The records:
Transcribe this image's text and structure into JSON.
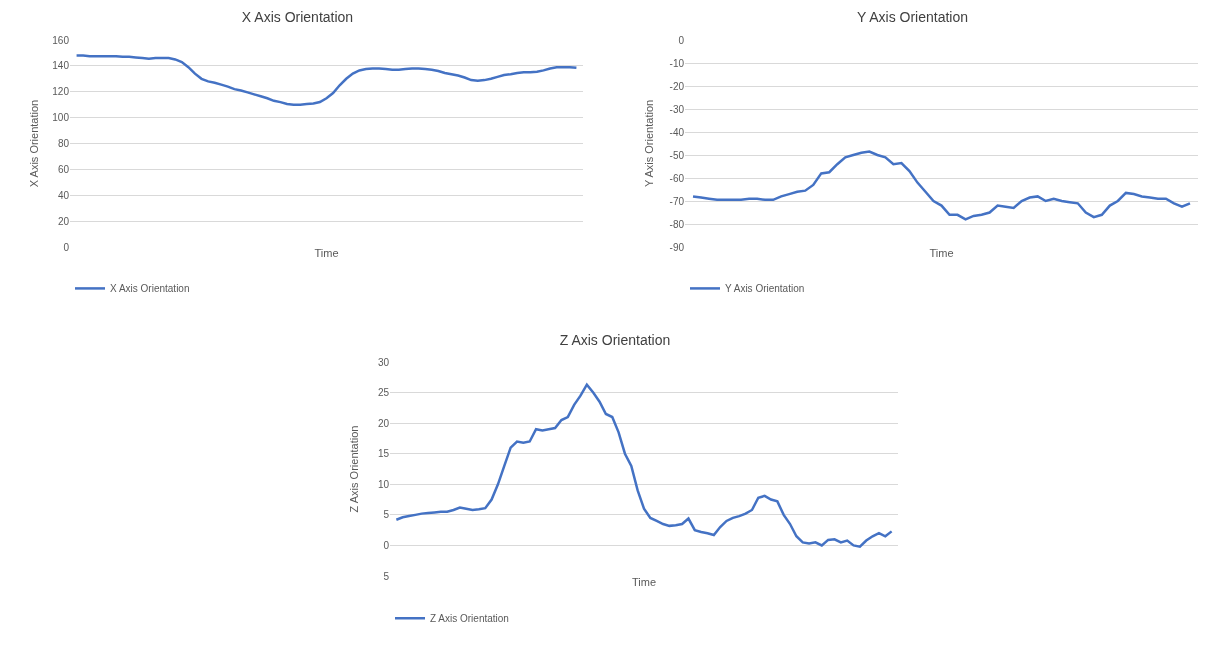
{
  "chart_data": [
    {
      "type": "line",
      "title": "X Axis Orientation",
      "xlabel": "Time",
      "ylabel": "X Axis Orientation",
      "ylim": [
        0,
        160
      ],
      "yticks": [
        0,
        20,
        40,
        60,
        80,
        100,
        120,
        140,
        160
      ],
      "grid": "y",
      "legend": "bottom left",
      "tick_labels": "y",
      "marker": "none",
      "line_style": "solid",
      "categories": [
        null,
        null,
        null,
        null,
        null,
        null,
        null,
        null,
        null,
        null,
        null,
        null,
        null,
        null,
        null,
        null,
        null,
        null,
        null,
        null,
        null,
        null,
        null,
        null,
        null,
        null,
        null,
        null,
        null,
        null,
        null,
        null,
        null,
        null,
        null,
        null,
        null,
        null,
        null,
        null,
        null,
        null,
        null,
        null,
        null,
        null,
        null,
        null,
        null,
        null,
        null,
        null,
        null,
        null,
        null,
        null,
        null,
        null,
        null,
        null,
        null,
        null,
        null,
        null,
        null,
        null,
        null,
        null,
        null,
        null,
        null,
        null,
        null,
        null,
        null,
        null,
        null
      ],
      "series": [
        {
          "name": "X Axis Orientation",
          "color": "#4472c4",
          "values": [
            148,
            148,
            147.5,
            147.5,
            147.5,
            147.5,
            147.5,
            147,
            147,
            146.5,
            146,
            145.5,
            146,
            146,
            146,
            145,
            143,
            139,
            134,
            130,
            128,
            127,
            125.5,
            124,
            122,
            121,
            119.5,
            118,
            116.5,
            115,
            113,
            112,
            110.5,
            110,
            110,
            110.5,
            111,
            112,
            115,
            119,
            125,
            130,
            134,
            136.5,
            137.5,
            138,
            138,
            137.5,
            137,
            137,
            137.5,
            138,
            138,
            137.5,
            137,
            136,
            134.5,
            133.5,
            132.5,
            131,
            129,
            128.5,
            129,
            130,
            131.5,
            133,
            133.5,
            134.5,
            135,
            135,
            135.5,
            136.5,
            138,
            139,
            139,
            139,
            138.5
          ]
        }
      ]
    },
    {
      "type": "line",
      "title": "Y Axis Orientation",
      "xlabel": "Time",
      "ylabel": "Y Axis Orientation",
      "ylim": [
        -90,
        0
      ],
      "yticks": [
        -90,
        -80,
        -70,
        -60,
        -50,
        -40,
        -30,
        -20,
        -10,
        0
      ],
      "grid": "y",
      "legend": "bottom left",
      "tick_labels": "y",
      "marker": "none",
      "line_style": "solid",
      "categories": [
        null,
        null,
        null,
        null,
        null,
        null,
        null,
        null,
        null,
        null,
        null,
        null,
        null,
        null,
        null,
        null,
        null,
        null,
        null,
        null,
        null,
        null,
        null,
        null,
        null,
        null,
        null,
        null,
        null,
        null,
        null,
        null,
        null,
        null,
        null,
        null,
        null,
        null,
        null,
        null,
        null,
        null,
        null,
        null,
        null,
        null,
        null,
        null,
        null,
        null,
        null,
        null,
        null,
        null,
        null,
        null,
        null,
        null,
        null,
        null,
        null,
        null,
        null
      ],
      "series": [
        {
          "name": "Y Axis Orientation",
          "color": "#4472c4",
          "values": [
            -68,
            -68.5,
            -69,
            -69.5,
            -69.5,
            -69.5,
            -69.5,
            -69,
            -69,
            -69.5,
            -69.5,
            -68,
            -67,
            -66,
            -65.5,
            -63,
            -58,
            -57.5,
            -54,
            -51,
            -50,
            -49,
            -48.5,
            -50,
            -51,
            -54,
            -53.5,
            -57,
            -62,
            -66,
            -70,
            -72,
            -76,
            -76,
            -78,
            -76.5,
            -76,
            -75,
            -72,
            -72.5,
            -73,
            -70,
            -68.5,
            -68,
            -70,
            -69,
            -70,
            -70.5,
            -71,
            -75,
            -77,
            -76,
            -72,
            -70,
            -66.5,
            -67,
            -68,
            -68.5,
            -69,
            -69,
            -71,
            -72.5,
            -71
          ]
        }
      ]
    },
    {
      "type": "line",
      "title": "Z Axis Orientation",
      "xlabel": "Time",
      "ylabel": "Z Axis Orientation",
      "ylim": [
        -5,
        30
      ],
      "yticks": [
        {
          "value": -5,
          "label": "5"
        },
        0,
        5,
        10,
        15,
        20,
        25,
        30
      ],
      "grid": "y",
      "legend": "bottom left",
      "tick_labels": "y",
      "marker": "none",
      "line_style": "solid",
      "categories": [
        null,
        null,
        null,
        null,
        null,
        null,
        null,
        null,
        null,
        null,
        null,
        null,
        null,
        null,
        null,
        null,
        null,
        null,
        null,
        null,
        null,
        null,
        null,
        null,
        null,
        null,
        null,
        null,
        null,
        null,
        null,
        null,
        null,
        null,
        null,
        null,
        null,
        null,
        null,
        null,
        null,
        null,
        null,
        null,
        null,
        null,
        null,
        null,
        null,
        null,
        null,
        null,
        null,
        null,
        null,
        null,
        null,
        null,
        null,
        null,
        null,
        null,
        null,
        null,
        null,
        null,
        null,
        null,
        null,
        null,
        null,
        null,
        null,
        null,
        null,
        null,
        null,
        null,
        null
      ],
      "series": [
        {
          "name": "Z Axis Orientation",
          "color": "#4472c4",
          "values": [
            4.2,
            4.6,
            4.8,
            5,
            5.2,
            5.3,
            5.4,
            5.5,
            5.5,
            5.8,
            6.2,
            6,
            5.8,
            5.9,
            6.1,
            7.5,
            10,
            13,
            16,
            17,
            16.8,
            17,
            19,
            18.8,
            19,
            19.2,
            20.5,
            21,
            23,
            24.5,
            26.3,
            25,
            23.5,
            21.5,
            21,
            18.5,
            15,
            13,
            9,
            6,
            4.5,
            4,
            3.5,
            3.2,
            3.3,
            3.5,
            4.4,
            2.5,
            2.2,
            2,
            1.7,
            3,
            4,
            4.5,
            4.8,
            5.2,
            5.8,
            7.8,
            8.1,
            7.5,
            7.2,
            5,
            3.5,
            1.5,
            0.5,
            0.3,
            0.5,
            0,
            0.9,
            1,
            0.5,
            0.8,
            0,
            -0.2,
            0.8,
            1.5,
            2,
            1.5,
            2.3
          ]
        }
      ]
    }
  ]
}
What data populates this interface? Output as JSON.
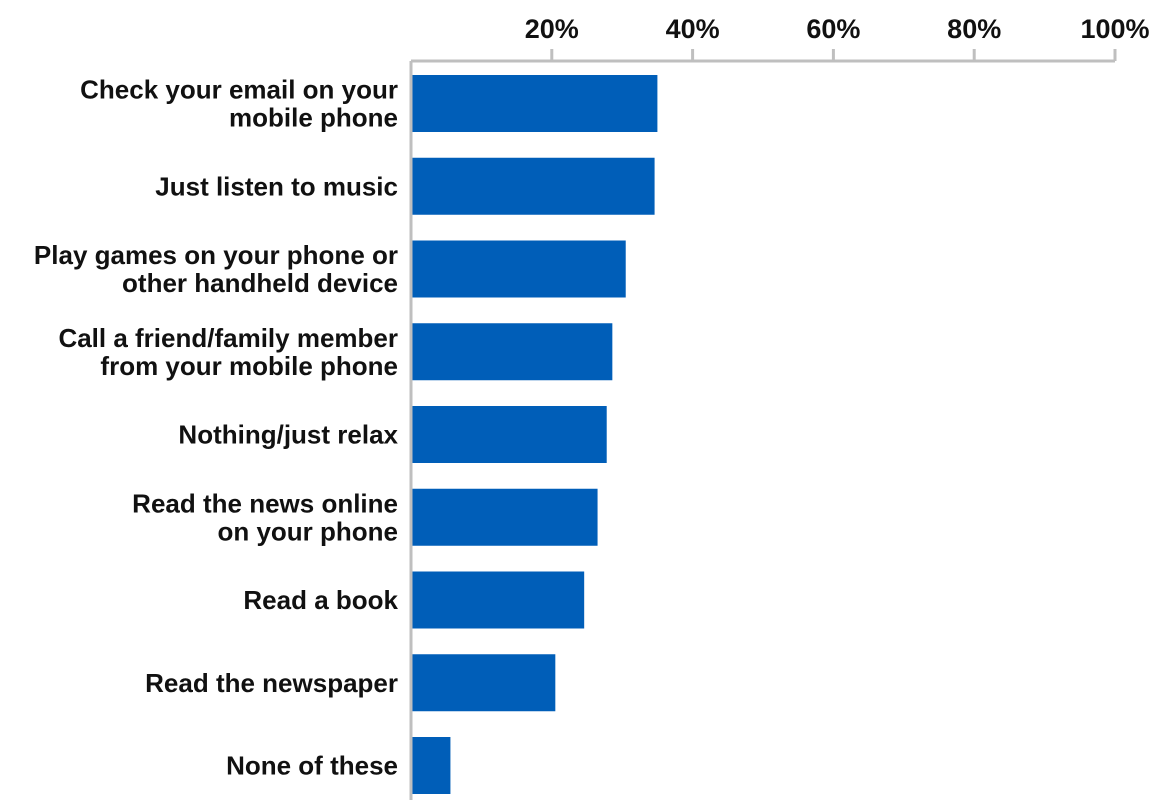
{
  "chart_data": {
    "type": "bar",
    "orientation": "horizontal",
    "title": "",
    "xlabel": "",
    "ylabel": "",
    "xlim": [
      0,
      100
    ],
    "x_ticks": [
      20,
      40,
      60,
      80,
      100
    ],
    "x_tick_labels": [
      "20%",
      "40%",
      "60%",
      "80%",
      "100%"
    ],
    "x_axis_position": "top",
    "grid": false,
    "legend": "none",
    "bar_color": "#005eb8",
    "axis_color": "#bfbfbf",
    "categories": [
      [
        "Check your email on your",
        "mobile phone"
      ],
      [
        "Just listen to music"
      ],
      [
        "Play games on your phone or",
        "other handheld device"
      ],
      [
        "Call a friend/family member",
        "from your mobile phone"
      ],
      [
        "Nothing/just relax"
      ],
      [
        "Read the news online",
        "on your phone"
      ],
      [
        "Read a book"
      ],
      [
        "Read the newspaper"
      ],
      [
        "None of these"
      ]
    ],
    "values": [
      35,
      34.6,
      30.5,
      28.6,
      27.8,
      26.5,
      24.6,
      20.5,
      5.6
    ]
  }
}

Problem to work on:
Reproduce every record above exactly, but leave out the pictures.

Solution for this exercise:
Transcribe this image's text and structure into JSON.
{
  "chart_data": [
    {
      "type": "line",
      "title": "X Axis Orientation",
      "xlabel": "Time",
      "ylabel": "X Axis Orientation",
      "ylim": [
        0,
        160
      ],
      "yticks": [
        0,
        20,
        40,
        60,
        80,
        100,
        120,
        140,
        160
      ],
      "grid": "y",
      "legend": "bottom left",
      "tick_labels": "y",
      "marker": "none",
      "line_style": "solid",
      "categories": [
        null,
        null,
        null,
        null,
        null,
        null,
        null,
        null,
        null,
        null,
        null,
        null,
        null,
        null,
        null,
        null,
        null,
        null,
        null,
        null,
        null,
        null,
        null,
        null,
        null,
        null,
        null,
        null,
        null,
        null,
        null,
        null,
        null,
        null,
        null,
        null,
        null,
        null,
        null,
        null,
        null,
        null,
        null,
        null,
        null,
        null,
        null,
        null,
        null,
        null,
        null,
        null,
        null,
        null,
        null,
        null,
        null,
        null,
        null,
        null,
        null,
        null,
        null,
        null,
        null,
        null,
        null,
        null,
        null,
        null,
        null,
        null,
        null,
        null,
        null,
        null,
        null
      ],
      "series": [
        {
          "name": "X Axis Orientation",
          "color": "#4472c4",
          "values": [
            148,
            148,
            147.5,
            147.5,
            147.5,
            147.5,
            147.5,
            147,
            147,
            146.5,
            146,
            145.5,
            146,
            146,
            146,
            145,
            143,
            139,
            134,
            130,
            128,
            127,
            125.5,
            124,
            122,
            121,
            119.5,
            118,
            116.5,
            115,
            113,
            112,
            110.5,
            110,
            110,
            110.5,
            111,
            112,
            115,
            119,
            125,
            130,
            134,
            136.5,
            137.5,
            138,
            138,
            137.5,
            137,
            137,
            137.5,
            138,
            138,
            137.5,
            137,
            136,
            134.5,
            133.5,
            132.5,
            131,
            129,
            128.5,
            129,
            130,
            131.5,
            133,
            133.5,
            134.5,
            135,
            135,
            135.5,
            136.5,
            138,
            139,
            139,
            139,
            138.5
          ]
        }
      ]
    },
    {
      "type": "line",
      "title": "Y Axis Orientation",
      "xlabel": "Time",
      "ylabel": "Y Axis Orientation",
      "ylim": [
        -90,
        0
      ],
      "yticks": [
        -90,
        -80,
        -70,
        -60,
        -50,
        -40,
        -30,
        -20,
        -10,
        0
      ],
      "grid": "y",
      "legend": "bottom left",
      "tick_labels": "y",
      "marker": "none",
      "line_style": "solid",
      "categories": [
        null,
        null,
        null,
        null,
        null,
        null,
        null,
        null,
        null,
        null,
        null,
        null,
        null,
        null,
        null,
        null,
        null,
        null,
        null,
        null,
        null,
        null,
        null,
        null,
        null,
        null,
        null,
        null,
        null,
        null,
        null,
        null,
        null,
        null,
        null,
        null,
        null,
        null,
        null,
        null,
        null,
        null,
        null,
        null,
        null,
        null,
        null,
        null,
        null,
        null,
        null,
        null,
        null,
        null,
        null,
        null,
        null,
        null,
        null,
        null,
        null,
        null,
        null
      ],
      "series": [
        {
          "name": "Y Axis Orientation",
          "color": "#4472c4",
          "values": [
            -68,
            -68.5,
            -69,
            -69.5,
            -69.5,
            -69.5,
            -69.5,
            -69,
            -69,
            -69.5,
            -69.5,
            -68,
            -67,
            -66,
            -65.5,
            -63,
            -58,
            -57.5,
            -54,
            -51,
            -50,
            -49,
            -48.5,
            -50,
            -51,
            -54,
            -53.5,
            -57,
            -62,
            -66,
            -70,
            -72,
            -76,
            -76,
            -78,
            -76.5,
            -76,
            -75,
            -72,
            -72.5,
            -73,
            -70,
            -68.5,
            -68,
            -70,
            -69,
            -70,
            -70.5,
            -71,
            -75,
            -77,
            -76,
            -72,
            -70,
            -66.5,
            -67,
            -68,
            -68.5,
            -69,
            -69,
            -71,
            -72.5,
            -71
          ]
        }
      ]
    },
    {
      "type": "line",
      "title": "Z Axis Orientation",
      "xlabel": "Time",
      "ylabel": "Z Axis Orientation",
      "ylim": [
        -5,
        30
      ],
      "yticks": [
        {
          "value": -5,
          "label": "5"
        },
        0,
        5,
        10,
        15,
        20,
        25,
        30
      ],
      "grid": "y",
      "legend": "bottom left",
      "tick_labels": "y",
      "marker": "none",
      "line_style": "solid",
      "categories": [
        null,
        null,
        null,
        null,
        null,
        null,
        null,
        null,
        null,
        null,
        null,
        null,
        null,
        null,
        null,
        null,
        null,
        null,
        null,
        null,
        null,
        null,
        null,
        null,
        null,
        null,
        null,
        null,
        null,
        null,
        null,
        null,
        null,
        null,
        null,
        null,
        null,
        null,
        null,
        null,
        null,
        null,
        null,
        null,
        null,
        null,
        null,
        null,
        null,
        null,
        null,
        null,
        null,
        null,
        null,
        null,
        null,
        null,
        null,
        null,
        null,
        null,
        null,
        null,
        null,
        null,
        null,
        null,
        null,
        null,
        null,
        null,
        null,
        null,
        null,
        null,
        null,
        null,
        null
      ],
      "series": [
        {
          "name": "Z Axis Orientation",
          "color": "#4472c4",
          "values": [
            4.2,
            4.6,
            4.8,
            5,
            5.2,
            5.3,
            5.4,
            5.5,
            5.5,
            5.8,
            6.2,
            6,
            5.8,
            5.9,
            6.1,
            7.5,
            10,
            13,
            16,
            17,
            16.8,
            17,
            19,
            18.8,
            19,
            19.2,
            20.5,
            21,
            23,
            24.5,
            26.3,
            25,
            23.5,
            21.5,
            21,
            18.5,
            15,
            13,
            9,
            6,
            4.5,
            4,
            3.5,
            3.2,
            3.3,
            3.5,
            4.4,
            2.5,
            2.2,
            2,
            1.7,
            3,
            4,
            4.5,
            4.8,
            5.2,
            5.8,
            7.8,
            8.1,
            7.5,
            7.2,
            5,
            3.5,
            1.5,
            0.5,
            0.3,
            0.5,
            0,
            0.9,
            1,
            0.5,
            0.8,
            0,
            -0.2,
            0.8,
            1.5,
            2,
            1.5,
            2.3
          ]
        }
      ]
    }
  ]
}
What data populates this interface? Output as JSON.
{
  "chart_data": {
    "type": "bar",
    "orientation": "horizontal",
    "title": "",
    "xlabel": "",
    "ylabel": "",
    "xlim": [
      0,
      100
    ],
    "x_ticks": [
      20,
      40,
      60,
      80,
      100
    ],
    "x_tick_labels": [
      "20%",
      "40%",
      "60%",
      "80%",
      "100%"
    ],
    "x_axis_position": "top",
    "grid": false,
    "legend": "none",
    "bar_color": "#005eb8",
    "axis_color": "#bfbfbf",
    "categories": [
      [
        "Check your email on your",
        "mobile phone"
      ],
      [
        "Just listen to music"
      ],
      [
        "Play games on your phone or",
        "other handheld device"
      ],
      [
        "Call a friend/family member",
        "from your mobile phone"
      ],
      [
        "Nothing/just relax"
      ],
      [
        "Read the news online",
        "on your phone"
      ],
      [
        "Read a book"
      ],
      [
        "Read the newspaper"
      ],
      [
        "None of these"
      ]
    ],
    "values": [
      35,
      34.6,
      30.5,
      28.6,
      27.8,
      26.5,
      24.6,
      20.5,
      5.6
    ]
  }
}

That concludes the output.